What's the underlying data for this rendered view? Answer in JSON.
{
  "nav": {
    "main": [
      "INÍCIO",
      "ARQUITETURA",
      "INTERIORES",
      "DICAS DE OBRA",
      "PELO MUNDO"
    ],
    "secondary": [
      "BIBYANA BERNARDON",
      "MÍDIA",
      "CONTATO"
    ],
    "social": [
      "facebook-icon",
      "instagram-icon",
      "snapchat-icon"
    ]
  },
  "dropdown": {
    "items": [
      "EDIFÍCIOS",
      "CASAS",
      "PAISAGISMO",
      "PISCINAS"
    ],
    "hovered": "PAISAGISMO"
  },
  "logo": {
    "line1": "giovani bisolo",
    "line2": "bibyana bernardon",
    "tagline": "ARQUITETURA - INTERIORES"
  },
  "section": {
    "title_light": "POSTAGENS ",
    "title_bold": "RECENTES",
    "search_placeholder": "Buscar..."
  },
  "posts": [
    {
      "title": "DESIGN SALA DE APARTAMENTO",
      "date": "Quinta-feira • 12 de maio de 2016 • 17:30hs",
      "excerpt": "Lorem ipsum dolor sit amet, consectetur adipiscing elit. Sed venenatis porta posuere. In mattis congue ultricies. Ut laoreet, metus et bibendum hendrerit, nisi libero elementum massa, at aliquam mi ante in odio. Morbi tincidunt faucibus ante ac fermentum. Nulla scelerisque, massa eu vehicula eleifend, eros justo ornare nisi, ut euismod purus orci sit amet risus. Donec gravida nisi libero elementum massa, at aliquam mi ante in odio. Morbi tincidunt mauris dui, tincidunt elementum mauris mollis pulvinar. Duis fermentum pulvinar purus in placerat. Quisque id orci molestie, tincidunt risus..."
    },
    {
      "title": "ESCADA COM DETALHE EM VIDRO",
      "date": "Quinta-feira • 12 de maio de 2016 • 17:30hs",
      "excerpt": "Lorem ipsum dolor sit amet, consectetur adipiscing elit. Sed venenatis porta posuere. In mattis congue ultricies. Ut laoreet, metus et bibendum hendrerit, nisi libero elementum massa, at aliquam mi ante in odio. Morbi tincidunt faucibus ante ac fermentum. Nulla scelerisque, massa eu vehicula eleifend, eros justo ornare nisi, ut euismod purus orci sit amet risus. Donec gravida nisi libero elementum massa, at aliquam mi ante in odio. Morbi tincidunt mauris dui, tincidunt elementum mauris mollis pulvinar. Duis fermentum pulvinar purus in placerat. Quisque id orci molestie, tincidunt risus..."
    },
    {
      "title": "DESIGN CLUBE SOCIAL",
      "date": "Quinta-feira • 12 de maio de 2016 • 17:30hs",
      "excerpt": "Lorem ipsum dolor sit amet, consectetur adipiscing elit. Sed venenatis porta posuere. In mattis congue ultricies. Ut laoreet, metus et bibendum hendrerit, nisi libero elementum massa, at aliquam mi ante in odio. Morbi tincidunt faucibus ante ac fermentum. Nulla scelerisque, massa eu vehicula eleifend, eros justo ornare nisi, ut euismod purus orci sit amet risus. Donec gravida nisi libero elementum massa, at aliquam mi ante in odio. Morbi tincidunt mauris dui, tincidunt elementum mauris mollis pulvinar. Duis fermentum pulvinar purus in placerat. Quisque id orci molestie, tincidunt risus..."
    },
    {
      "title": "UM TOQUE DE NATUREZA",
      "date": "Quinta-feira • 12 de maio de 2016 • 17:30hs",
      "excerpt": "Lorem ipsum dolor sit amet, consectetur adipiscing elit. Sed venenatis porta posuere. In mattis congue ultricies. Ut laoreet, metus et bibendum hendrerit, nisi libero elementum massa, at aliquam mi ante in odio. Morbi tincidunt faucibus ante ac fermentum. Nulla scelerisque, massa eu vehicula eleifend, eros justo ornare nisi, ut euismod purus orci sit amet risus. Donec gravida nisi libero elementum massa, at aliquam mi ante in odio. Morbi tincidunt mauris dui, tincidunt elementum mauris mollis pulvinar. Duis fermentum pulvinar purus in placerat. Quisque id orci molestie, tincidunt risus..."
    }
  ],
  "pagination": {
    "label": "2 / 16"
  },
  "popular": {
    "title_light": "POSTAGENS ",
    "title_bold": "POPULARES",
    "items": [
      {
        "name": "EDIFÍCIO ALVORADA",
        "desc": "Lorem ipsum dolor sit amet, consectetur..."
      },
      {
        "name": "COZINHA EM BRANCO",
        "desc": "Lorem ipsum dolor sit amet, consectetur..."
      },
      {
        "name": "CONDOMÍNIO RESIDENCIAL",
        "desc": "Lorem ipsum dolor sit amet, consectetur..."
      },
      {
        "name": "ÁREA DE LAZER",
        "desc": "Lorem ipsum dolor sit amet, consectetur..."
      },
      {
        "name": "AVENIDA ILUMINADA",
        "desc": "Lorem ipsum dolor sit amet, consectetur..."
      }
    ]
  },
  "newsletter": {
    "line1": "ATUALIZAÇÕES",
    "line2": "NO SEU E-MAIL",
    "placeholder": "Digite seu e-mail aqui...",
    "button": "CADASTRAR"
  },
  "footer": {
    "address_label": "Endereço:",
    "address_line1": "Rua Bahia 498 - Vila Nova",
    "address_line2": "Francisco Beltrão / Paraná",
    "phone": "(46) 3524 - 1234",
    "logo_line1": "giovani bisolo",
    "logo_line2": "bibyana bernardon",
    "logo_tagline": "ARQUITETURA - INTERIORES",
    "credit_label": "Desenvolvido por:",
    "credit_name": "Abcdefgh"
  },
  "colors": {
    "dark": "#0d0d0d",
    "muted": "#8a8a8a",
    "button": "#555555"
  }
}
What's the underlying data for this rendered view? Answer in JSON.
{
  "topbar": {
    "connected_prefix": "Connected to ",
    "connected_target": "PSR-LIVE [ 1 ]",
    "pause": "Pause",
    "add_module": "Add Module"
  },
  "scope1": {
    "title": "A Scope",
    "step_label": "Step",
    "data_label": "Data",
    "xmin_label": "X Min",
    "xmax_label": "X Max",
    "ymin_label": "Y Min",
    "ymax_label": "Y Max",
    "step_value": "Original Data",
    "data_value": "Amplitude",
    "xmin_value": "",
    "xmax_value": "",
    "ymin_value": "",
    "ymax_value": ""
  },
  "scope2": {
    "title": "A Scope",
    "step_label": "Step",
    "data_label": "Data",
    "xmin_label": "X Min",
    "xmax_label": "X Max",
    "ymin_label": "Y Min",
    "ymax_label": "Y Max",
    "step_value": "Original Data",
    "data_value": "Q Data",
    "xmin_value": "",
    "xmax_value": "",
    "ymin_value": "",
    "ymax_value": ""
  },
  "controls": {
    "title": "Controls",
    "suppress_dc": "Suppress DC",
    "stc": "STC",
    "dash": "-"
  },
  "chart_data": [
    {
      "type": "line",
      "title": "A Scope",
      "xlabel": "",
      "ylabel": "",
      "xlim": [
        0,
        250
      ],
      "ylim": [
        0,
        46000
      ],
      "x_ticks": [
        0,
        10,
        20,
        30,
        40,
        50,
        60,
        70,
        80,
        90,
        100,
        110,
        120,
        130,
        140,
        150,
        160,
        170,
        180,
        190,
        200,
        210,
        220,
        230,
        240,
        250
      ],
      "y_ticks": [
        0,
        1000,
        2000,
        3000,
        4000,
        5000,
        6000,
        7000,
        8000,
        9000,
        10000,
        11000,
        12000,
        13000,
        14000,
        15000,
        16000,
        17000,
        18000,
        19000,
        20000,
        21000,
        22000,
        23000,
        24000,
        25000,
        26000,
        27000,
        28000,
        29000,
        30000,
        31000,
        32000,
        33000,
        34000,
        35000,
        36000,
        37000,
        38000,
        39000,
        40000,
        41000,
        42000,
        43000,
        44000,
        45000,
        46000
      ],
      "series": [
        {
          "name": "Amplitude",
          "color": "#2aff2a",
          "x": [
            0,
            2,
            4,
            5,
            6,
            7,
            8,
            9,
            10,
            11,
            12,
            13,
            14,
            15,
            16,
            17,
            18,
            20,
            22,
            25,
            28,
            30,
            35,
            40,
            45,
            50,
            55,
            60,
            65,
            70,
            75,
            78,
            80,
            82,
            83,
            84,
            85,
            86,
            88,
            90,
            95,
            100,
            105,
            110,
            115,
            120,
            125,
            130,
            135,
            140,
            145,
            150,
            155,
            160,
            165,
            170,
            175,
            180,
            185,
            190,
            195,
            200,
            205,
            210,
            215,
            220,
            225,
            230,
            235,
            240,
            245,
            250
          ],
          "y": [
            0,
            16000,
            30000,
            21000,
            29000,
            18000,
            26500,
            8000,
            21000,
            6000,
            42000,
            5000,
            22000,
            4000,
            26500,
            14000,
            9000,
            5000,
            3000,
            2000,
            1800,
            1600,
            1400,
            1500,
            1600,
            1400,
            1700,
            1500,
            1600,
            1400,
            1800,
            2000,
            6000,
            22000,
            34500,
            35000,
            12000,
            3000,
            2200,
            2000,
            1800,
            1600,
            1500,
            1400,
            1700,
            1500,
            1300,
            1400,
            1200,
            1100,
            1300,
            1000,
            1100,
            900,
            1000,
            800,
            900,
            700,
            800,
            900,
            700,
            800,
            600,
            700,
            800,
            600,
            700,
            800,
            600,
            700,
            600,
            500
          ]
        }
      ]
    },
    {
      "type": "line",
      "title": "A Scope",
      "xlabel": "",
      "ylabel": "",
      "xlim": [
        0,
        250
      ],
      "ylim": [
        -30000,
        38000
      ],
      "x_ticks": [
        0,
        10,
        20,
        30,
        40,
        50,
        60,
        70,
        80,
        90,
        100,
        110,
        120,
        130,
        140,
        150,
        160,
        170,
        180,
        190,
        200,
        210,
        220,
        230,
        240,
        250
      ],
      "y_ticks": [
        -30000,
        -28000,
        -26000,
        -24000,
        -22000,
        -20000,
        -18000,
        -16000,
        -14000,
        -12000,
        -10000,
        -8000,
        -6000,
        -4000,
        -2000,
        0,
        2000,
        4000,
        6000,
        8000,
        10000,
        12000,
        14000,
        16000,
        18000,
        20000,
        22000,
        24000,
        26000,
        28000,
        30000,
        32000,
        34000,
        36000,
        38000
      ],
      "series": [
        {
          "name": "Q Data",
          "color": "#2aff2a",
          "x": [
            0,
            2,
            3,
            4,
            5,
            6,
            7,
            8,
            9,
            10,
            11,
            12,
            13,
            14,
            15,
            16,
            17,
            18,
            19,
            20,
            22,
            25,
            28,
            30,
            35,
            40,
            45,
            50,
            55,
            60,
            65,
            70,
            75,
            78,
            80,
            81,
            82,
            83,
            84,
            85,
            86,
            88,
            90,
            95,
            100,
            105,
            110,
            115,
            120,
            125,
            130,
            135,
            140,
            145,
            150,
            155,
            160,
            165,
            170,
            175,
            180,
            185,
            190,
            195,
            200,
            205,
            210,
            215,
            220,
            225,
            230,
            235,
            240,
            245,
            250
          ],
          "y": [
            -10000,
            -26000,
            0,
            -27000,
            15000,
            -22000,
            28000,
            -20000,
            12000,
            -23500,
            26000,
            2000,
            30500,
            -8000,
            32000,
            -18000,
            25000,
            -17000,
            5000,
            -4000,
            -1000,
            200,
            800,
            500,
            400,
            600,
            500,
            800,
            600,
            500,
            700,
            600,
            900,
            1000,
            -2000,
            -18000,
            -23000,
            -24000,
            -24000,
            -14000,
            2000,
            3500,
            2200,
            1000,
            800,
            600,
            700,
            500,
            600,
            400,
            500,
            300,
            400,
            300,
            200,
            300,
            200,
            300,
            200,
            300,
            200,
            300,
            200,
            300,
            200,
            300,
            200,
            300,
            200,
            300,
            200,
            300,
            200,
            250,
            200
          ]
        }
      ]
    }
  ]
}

▶ [WHAT YOU SHOULD DO] Filter the listing above for the string "icon" and copy every matching line.

▶ [FULL SOLUTION]
      "facebook-icon",
      "instagram-icon",
      "snapchat-icon"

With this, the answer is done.